(Instructions to follow):
Quote the entries word for word. Omit the pictures.

-- Start Exercise input --

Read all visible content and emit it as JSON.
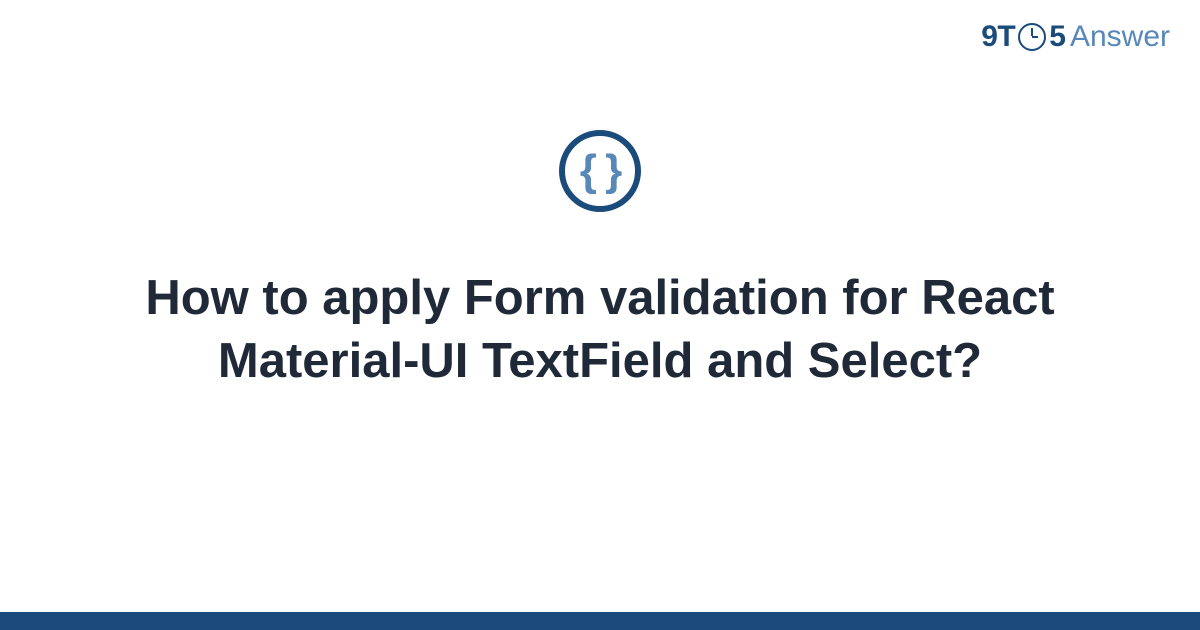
{
  "brand": {
    "part1": "9T",
    "part2": "5",
    "part3": "Answer"
  },
  "icon": {
    "name": "code-braces-icon",
    "glyph": "{ }"
  },
  "title": "How to apply Form validation for React Material-UI TextField and Select?",
  "colors": {
    "primary": "#1a4b7a",
    "secondary": "#5788b8",
    "text": "#1f2937"
  }
}
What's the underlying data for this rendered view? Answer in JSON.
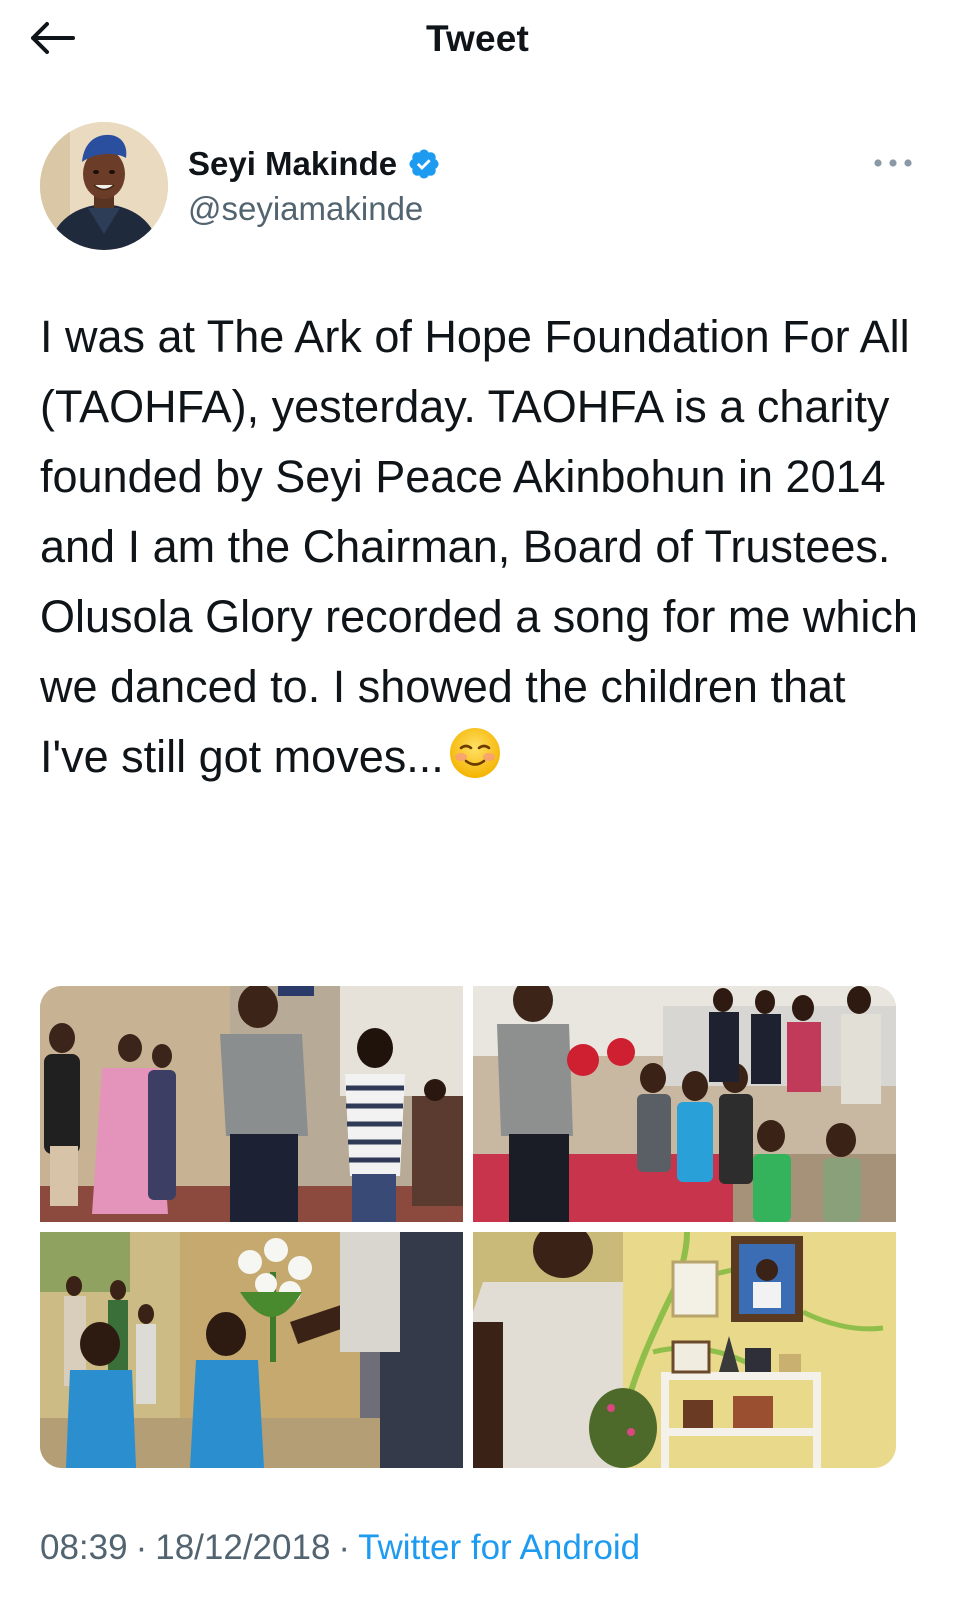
{
  "header": {
    "title": "Tweet",
    "back_icon": "arrow-left-icon"
  },
  "author": {
    "name": "Seyi Makinde",
    "handle": "@seyiamakinde",
    "verified": true,
    "verified_color": "#1d9bf0",
    "more_icon": "more-horizontal-icon"
  },
  "tweet": {
    "text": "I was at The Ark of Hope Foundation For All (TAOHFA), yesterday. TAOHFA is a charity founded by Seyi Peace Akinbohun in 2014 and I am the Chairman, Board of Trustees. Olusola Glory recorded a song for me which we danced to. I showed the children that I've still got moves...",
    "emoji": "smiling-face-emoji"
  },
  "media": [
    {
      "name": "photo-children-greeting"
    },
    {
      "name": "photo-children-dancing"
    },
    {
      "name": "photo-child-flowers"
    },
    {
      "name": "photo-trophy-shelf"
    }
  ],
  "meta": {
    "time": "08:39",
    "date": "18/12/2018",
    "separator": "·",
    "source": "Twitter for Android"
  },
  "colors": {
    "text": "#0f1419",
    "secondary": "#536471",
    "accent": "#1d9bf0"
  }
}
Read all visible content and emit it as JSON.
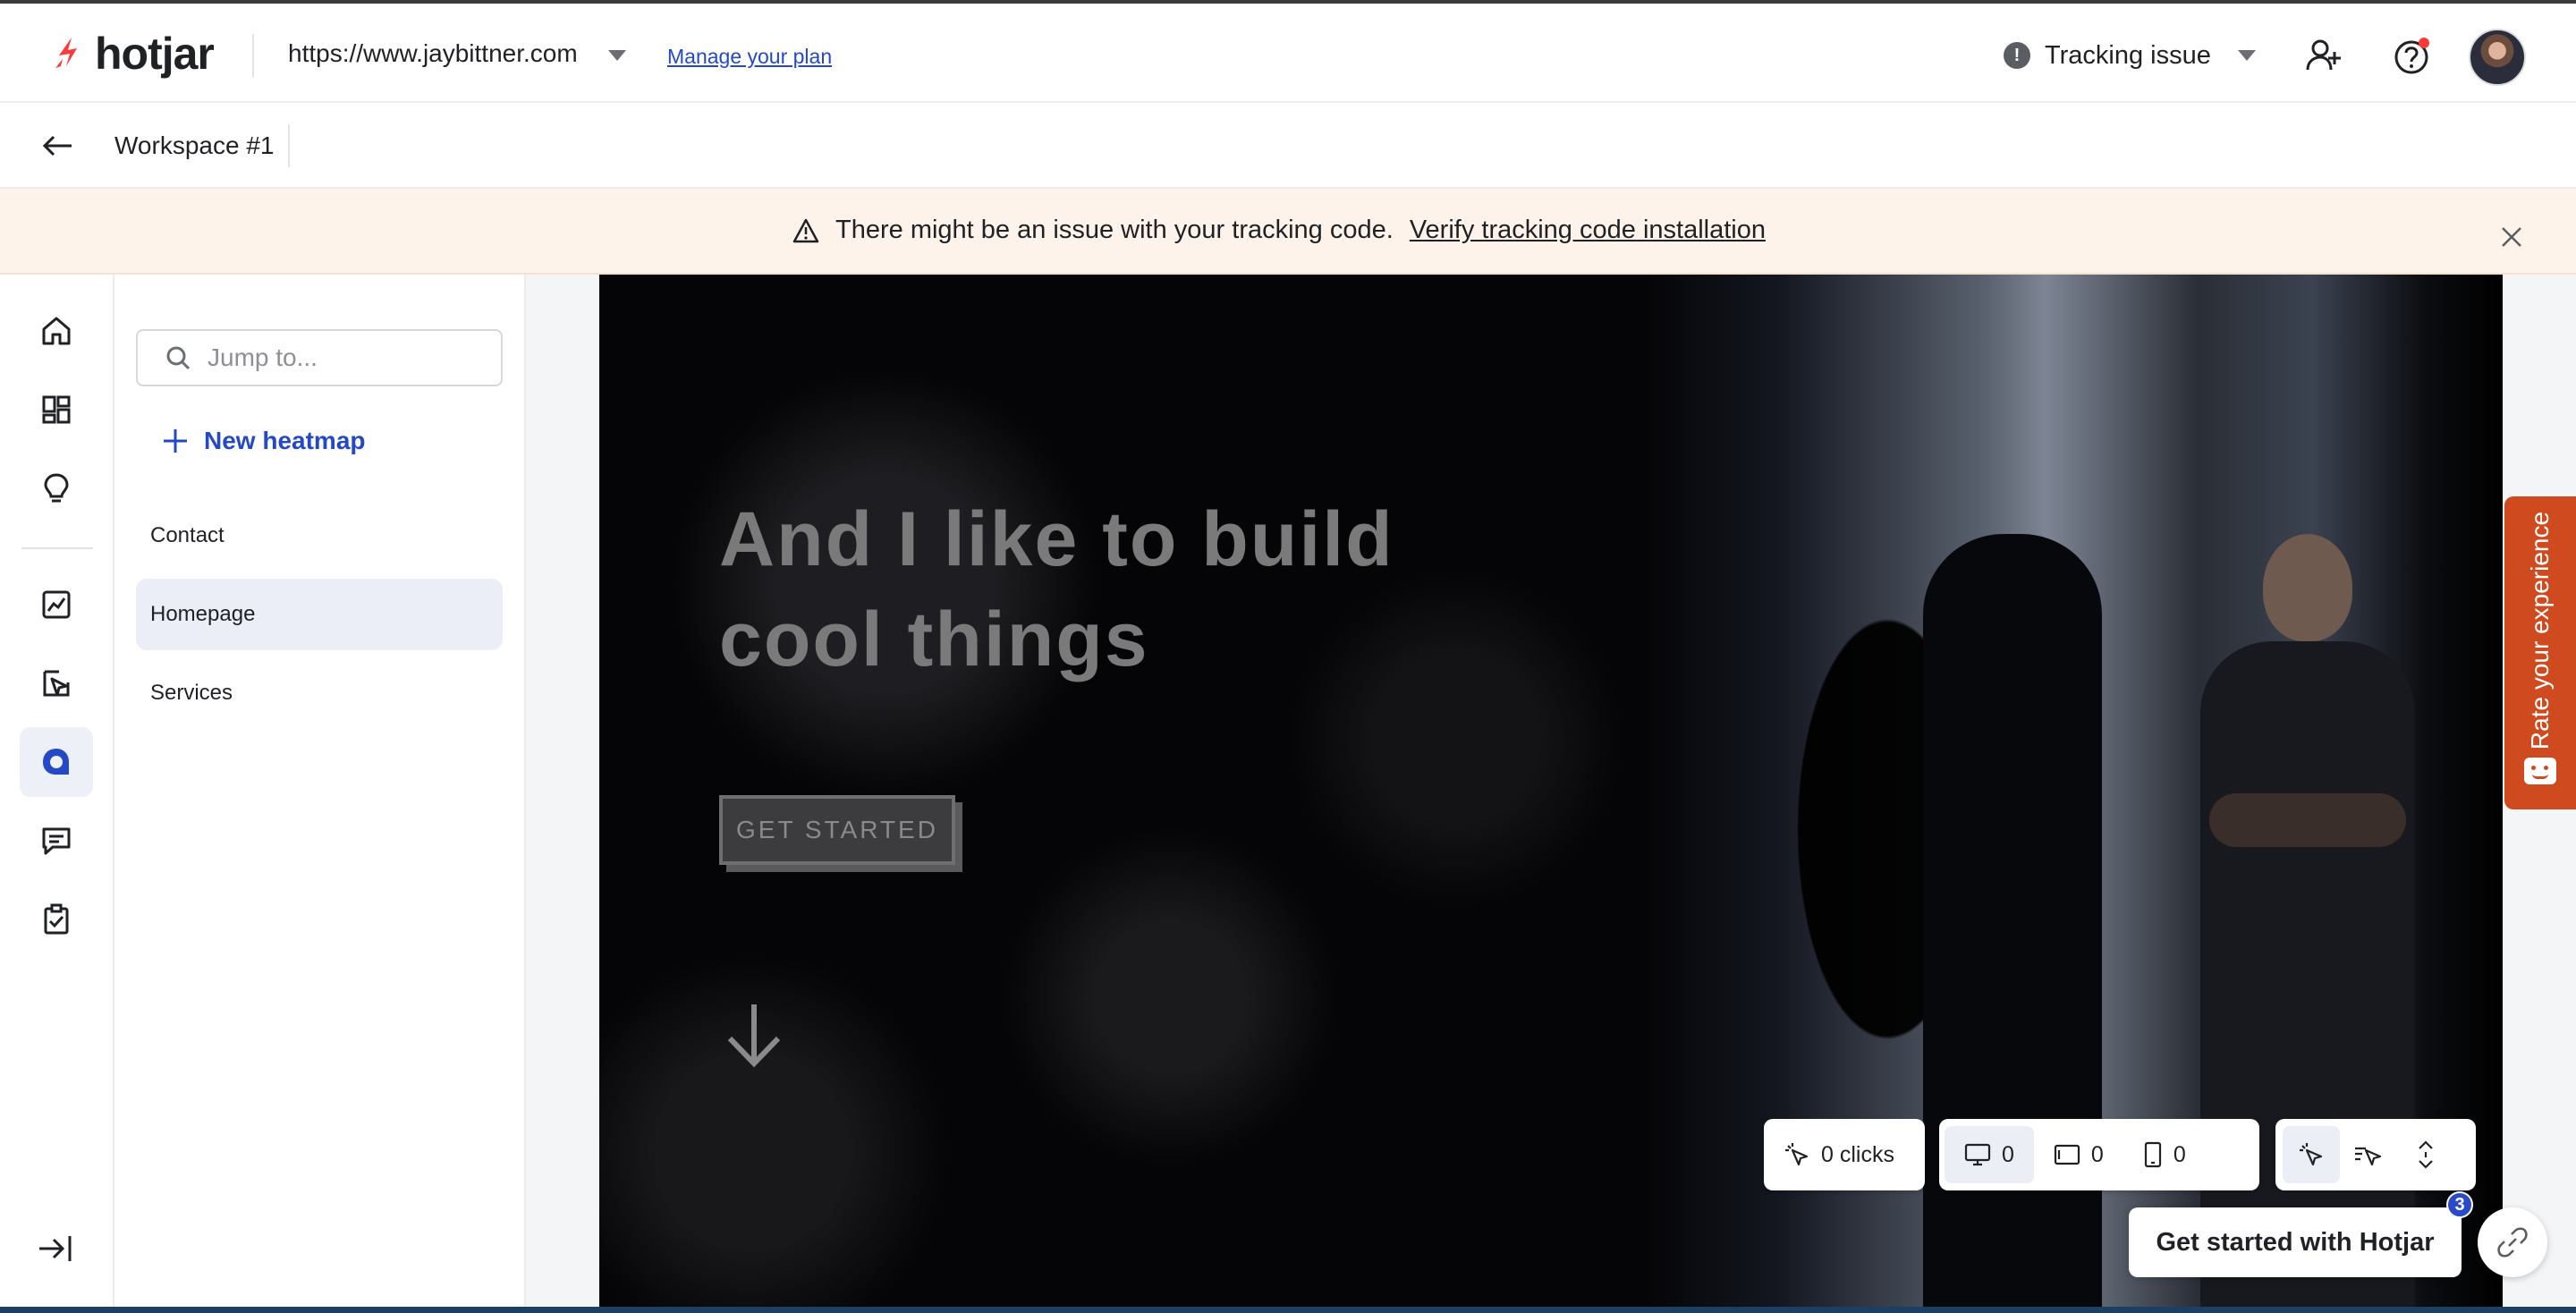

-- End Exercise input --

(Output of the task):
Read all visible content and emit it as JSON.
{
  "brand": {
    "part1": "9T",
    "part2": "5",
    "part3": "Answer"
  },
  "icon": {
    "name": "code-braces-icon",
    "glyph": "{ }"
  },
  "title": "How to apply Form validation for React Material-UI TextField and Select?",
  "colors": {
    "primary": "#1a4b7a",
    "secondary": "#5788b8",
    "text": "#1f2937"
  }
}
What's the underlying data for this rendered view? Answer in JSON.
{
  "header": {
    "title": "Tweet",
    "back_icon": "arrow-left-icon"
  },
  "author": {
    "name": "Seyi Makinde",
    "handle": "@seyiamakinde",
    "verified": true,
    "verified_color": "#1d9bf0",
    "more_icon": "more-horizontal-icon"
  },
  "tweet": {
    "text": "I was at The Ark of Hope Foundation For All (TAOHFA), yesterday. TAOHFA is a charity founded by Seyi Peace Akinbohun in 2014 and I am the Chairman, Board of Trustees. Olusola Glory recorded a song for me which we danced to. I showed the children that I've still got moves...",
    "emoji": "smiling-face-emoji"
  },
  "media": [
    {
      "name": "photo-children-greeting"
    },
    {
      "name": "photo-children-dancing"
    },
    {
      "name": "photo-child-flowers"
    },
    {
      "name": "photo-trophy-shelf"
    }
  ],
  "meta": {
    "time": "08:39",
    "date": "18/12/2018",
    "separator": "·",
    "source": "Twitter for Android"
  },
  "colors": {
    "text": "#0f1419",
    "secondary": "#536471",
    "accent": "#1d9bf0"
  }
}
Read all visible content and emit it as JSON.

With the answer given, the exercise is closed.